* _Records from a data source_
-- start --

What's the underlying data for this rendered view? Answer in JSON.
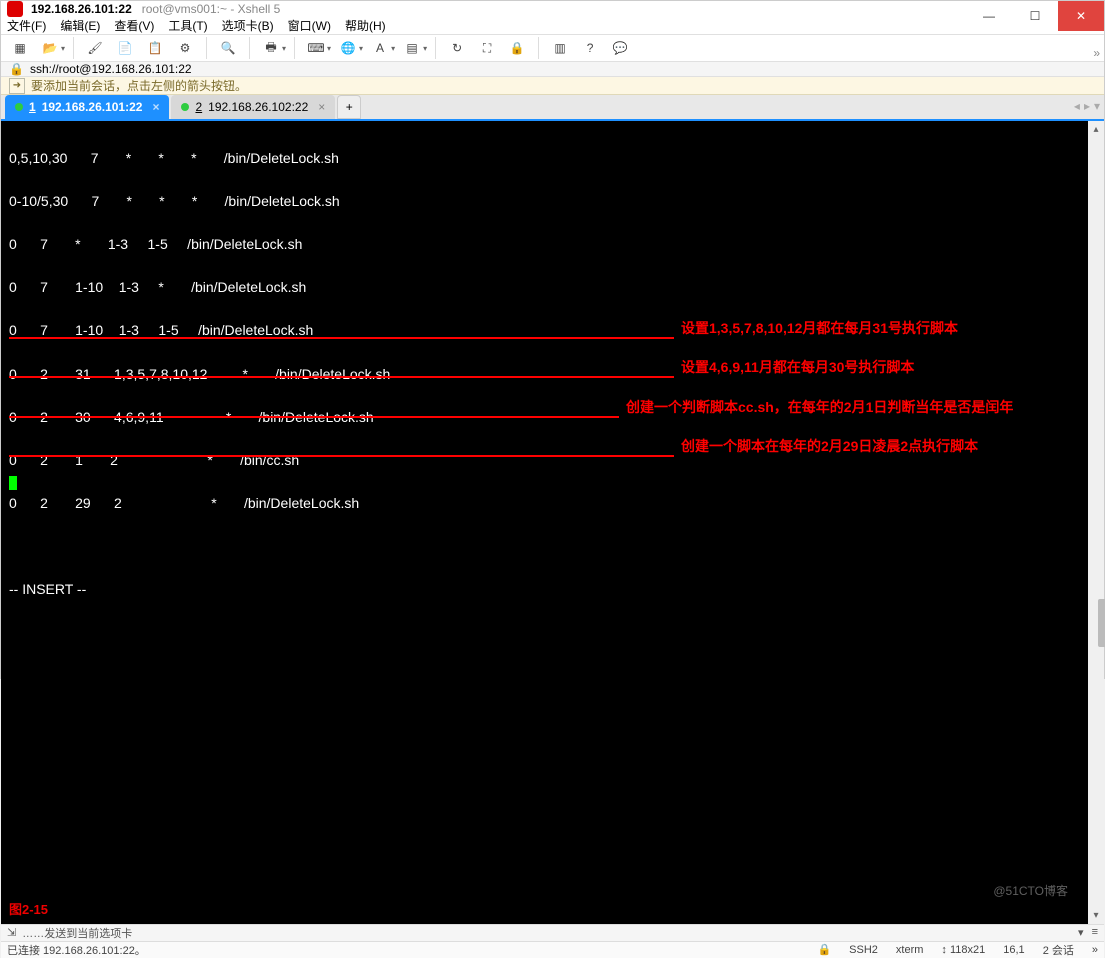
{
  "title": {
    "host": "192.168.26.101:22",
    "rest": "root@vms001:~ - Xshell 5"
  },
  "menu": {
    "file": "文件(F)",
    "edit": "编辑(E)",
    "view": "查看(V)",
    "tools": "工具(T)",
    "tab": "选项卡(B)",
    "window": "窗口(W)",
    "help": "帮助(H)"
  },
  "address": "ssh://root@192.168.26.101:22",
  "infobar_text": "要添加当前会话，点击左侧的箭头按钮。",
  "tabs": {
    "t1_num": "1",
    "t1_host": "192.168.26.101:22",
    "t2_num": "2",
    "t2_host": "192.168.26.102:22",
    "add": "+"
  },
  "term": {
    "l1": "0,5,10,30      7       *       *       *       /bin/DeleteLock.sh",
    "l2": "",
    "l3": "0-10/5,30      7       *       *       *       /bin/DeleteLock.sh",
    "l4": "",
    "l5": "0      7       *       1-3     1-5     /bin/DeleteLock.sh",
    "l6": "",
    "l7": "0      7       1-10    1-3     *       /bin/DeleteLock.sh",
    "l8": "",
    "l9": "0      7       1-10    1-3     1-5     /bin/DeleteLock.sh",
    "l10": "",
    "l11": "0      2       31      1,3,5,7,8,10,12         *       /bin/DeleteLock.sh",
    "l12": "",
    "l13": "0      2       30      4,6,9,11                *       /bin/DeleteLock.sh",
    "l14": "",
    "l15": "0      2       1       2                       *       /bin/cc.sh",
    "l16": "",
    "l17": "0      2       29      2                       *       /bin/DeleteLock.sh",
    "l18": "",
    "l19": "",
    "l20": "",
    "l21": "-- INSERT --"
  },
  "annotations": {
    "a1": "设置1,3,5,7,8,10,12月都在每月31号执行脚本",
    "a2": "设置4,6,9,11月都在每月30号执行脚本",
    "a3": "创建一个判断脚本cc.sh，在每年的2月1日判断当年是否是闰年",
    "a4": "创建一个脚本在每年的2月29日凌晨2点执行脚本",
    "fig": "图2-15"
  },
  "bottombar": "……发送到当前选项卡",
  "status": {
    "conn": "已连接 192.168.26.101:22。",
    "ssh": "SSH2",
    "term": "xterm",
    "size": "118x21",
    "pos": "16,1",
    "sessions": "2 会话"
  },
  "watermark": "@51CTO博客",
  "icons": {
    "minimize": "—",
    "maximize": "☐",
    "close": "✕",
    "new": "▦",
    "open": "📂",
    "paint": "🖌",
    "copy": "📄",
    "paste": "📋",
    "script": "⚙",
    "search": "🔍",
    "print": "🖶",
    "keyboard": "⌨",
    "globe": "🌐",
    "font": "A",
    "fill": "▤",
    "loop": "↻",
    "fullscreen": "⛶",
    "lock": "🔒",
    "split": "▥",
    "help": "?",
    "comment": "💬",
    "arrow": "➜",
    "chev": "▾",
    "chev_r": "»",
    "tri_l": "◂",
    "tri_r": "▸",
    "tri_u": "▴",
    "tri_d": "▾",
    "sizesep": "↕",
    "lines": "≡",
    "plusarrow": "⇲"
  }
}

-- end --

* _What you are asked to do_
Consider the entries above and return each line with the string "DeleteLock".

* _Written reply_
    "l1": "0,5,10,30      7       *       *       *       /bin/DeleteLock.sh",
    "l3": "0-10/5,30      7       *       *       *       /bin/DeleteLock.sh",
    "l5": "0      7       *       1-3     1-5     /bin/DeleteLock.sh",
    "l7": "0      7       1-10    1-3     *       /bin/DeleteLock.sh",
    "l9": "0      7       1-10    1-3     1-5     /bin/DeleteLock.sh",
    "l11": "0      2       31      1,3,5,7,8,10,12         *       /bin/DeleteLock.sh",
    "l13": "0      2       30      4,6,9,11                *       /bin/DeleteLock.sh",
    "l17": "0      2       29      2                       *       /bin/DeleteLock.sh",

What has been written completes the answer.